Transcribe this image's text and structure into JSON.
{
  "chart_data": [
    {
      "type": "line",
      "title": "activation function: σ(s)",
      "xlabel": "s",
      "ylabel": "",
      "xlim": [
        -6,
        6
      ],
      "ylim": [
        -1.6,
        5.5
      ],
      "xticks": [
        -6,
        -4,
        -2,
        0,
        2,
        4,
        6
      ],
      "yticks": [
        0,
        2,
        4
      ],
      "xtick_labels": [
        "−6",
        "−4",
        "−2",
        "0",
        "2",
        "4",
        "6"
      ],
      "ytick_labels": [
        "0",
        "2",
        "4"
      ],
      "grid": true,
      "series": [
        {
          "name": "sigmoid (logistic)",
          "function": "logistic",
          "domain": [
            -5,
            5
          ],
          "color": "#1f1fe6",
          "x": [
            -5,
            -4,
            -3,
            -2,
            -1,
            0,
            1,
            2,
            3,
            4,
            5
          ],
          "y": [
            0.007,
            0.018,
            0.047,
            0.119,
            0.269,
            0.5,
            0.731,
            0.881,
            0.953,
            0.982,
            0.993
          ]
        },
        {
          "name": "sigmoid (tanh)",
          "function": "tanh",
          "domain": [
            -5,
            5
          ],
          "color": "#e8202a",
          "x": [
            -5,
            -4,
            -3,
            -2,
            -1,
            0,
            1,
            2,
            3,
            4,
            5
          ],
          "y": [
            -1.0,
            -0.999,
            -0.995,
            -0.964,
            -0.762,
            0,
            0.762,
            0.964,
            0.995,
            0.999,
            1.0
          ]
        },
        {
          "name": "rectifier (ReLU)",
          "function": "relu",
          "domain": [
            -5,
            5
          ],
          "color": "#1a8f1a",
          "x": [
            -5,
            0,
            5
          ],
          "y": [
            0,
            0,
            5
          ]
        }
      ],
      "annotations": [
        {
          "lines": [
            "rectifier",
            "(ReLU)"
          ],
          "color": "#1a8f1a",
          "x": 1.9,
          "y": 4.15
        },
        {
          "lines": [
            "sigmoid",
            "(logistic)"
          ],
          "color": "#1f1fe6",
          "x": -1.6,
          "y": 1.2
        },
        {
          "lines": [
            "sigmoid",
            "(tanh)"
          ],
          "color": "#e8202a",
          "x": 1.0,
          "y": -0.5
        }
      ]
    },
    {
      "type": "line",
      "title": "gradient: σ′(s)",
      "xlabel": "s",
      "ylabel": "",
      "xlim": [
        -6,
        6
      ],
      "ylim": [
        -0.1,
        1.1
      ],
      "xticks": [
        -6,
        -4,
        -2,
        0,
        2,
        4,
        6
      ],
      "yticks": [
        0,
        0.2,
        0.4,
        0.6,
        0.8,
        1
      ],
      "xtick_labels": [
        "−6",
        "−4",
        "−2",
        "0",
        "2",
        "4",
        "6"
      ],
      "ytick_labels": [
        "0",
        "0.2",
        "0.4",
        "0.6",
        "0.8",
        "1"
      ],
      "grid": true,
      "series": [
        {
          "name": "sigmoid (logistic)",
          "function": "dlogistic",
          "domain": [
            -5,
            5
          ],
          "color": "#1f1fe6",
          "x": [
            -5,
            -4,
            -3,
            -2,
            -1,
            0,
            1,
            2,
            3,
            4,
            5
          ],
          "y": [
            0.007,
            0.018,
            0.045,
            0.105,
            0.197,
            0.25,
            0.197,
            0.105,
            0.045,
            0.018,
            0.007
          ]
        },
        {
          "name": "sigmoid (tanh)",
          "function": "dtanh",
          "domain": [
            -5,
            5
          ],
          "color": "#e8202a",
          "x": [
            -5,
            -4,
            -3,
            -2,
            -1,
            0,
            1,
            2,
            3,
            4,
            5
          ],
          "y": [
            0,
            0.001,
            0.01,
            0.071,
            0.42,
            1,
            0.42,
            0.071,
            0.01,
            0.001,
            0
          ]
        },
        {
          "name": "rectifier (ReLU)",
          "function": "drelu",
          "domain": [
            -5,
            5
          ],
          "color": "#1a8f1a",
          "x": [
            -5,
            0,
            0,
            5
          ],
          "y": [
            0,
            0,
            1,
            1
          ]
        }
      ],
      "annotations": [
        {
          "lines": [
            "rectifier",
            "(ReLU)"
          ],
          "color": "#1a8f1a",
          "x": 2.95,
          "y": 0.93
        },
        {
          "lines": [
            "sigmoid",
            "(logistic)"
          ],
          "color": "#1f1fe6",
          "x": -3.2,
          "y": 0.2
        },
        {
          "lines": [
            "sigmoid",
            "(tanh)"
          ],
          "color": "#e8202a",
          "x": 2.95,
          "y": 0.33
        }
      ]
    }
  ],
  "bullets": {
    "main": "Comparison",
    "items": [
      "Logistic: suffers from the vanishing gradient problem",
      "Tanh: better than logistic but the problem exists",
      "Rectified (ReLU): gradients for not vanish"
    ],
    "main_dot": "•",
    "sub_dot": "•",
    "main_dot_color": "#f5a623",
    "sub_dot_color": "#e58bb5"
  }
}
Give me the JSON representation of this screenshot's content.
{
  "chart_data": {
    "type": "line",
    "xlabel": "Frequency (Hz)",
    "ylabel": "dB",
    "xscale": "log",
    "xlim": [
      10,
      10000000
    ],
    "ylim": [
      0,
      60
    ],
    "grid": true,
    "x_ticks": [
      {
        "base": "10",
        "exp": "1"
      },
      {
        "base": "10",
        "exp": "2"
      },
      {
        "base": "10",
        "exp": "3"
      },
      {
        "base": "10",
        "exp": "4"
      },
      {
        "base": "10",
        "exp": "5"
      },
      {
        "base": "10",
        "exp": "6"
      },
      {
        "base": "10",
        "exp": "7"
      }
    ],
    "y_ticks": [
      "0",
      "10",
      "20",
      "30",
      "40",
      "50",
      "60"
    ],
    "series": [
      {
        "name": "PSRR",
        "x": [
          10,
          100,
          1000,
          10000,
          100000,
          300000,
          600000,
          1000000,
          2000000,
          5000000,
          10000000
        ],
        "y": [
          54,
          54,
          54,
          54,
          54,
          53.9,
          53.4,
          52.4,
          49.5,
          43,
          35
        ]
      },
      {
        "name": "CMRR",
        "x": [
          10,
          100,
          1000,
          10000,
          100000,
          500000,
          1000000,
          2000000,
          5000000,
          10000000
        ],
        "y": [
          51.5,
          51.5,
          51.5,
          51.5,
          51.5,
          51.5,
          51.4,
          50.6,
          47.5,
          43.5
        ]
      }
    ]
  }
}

▶ **What to work on**
Find all lines where the word "this" appears. Copy them.

▶ **Solution**
Transcribe this image's text and structure into JSON.
Give me the JSON representation of this screenshot's content.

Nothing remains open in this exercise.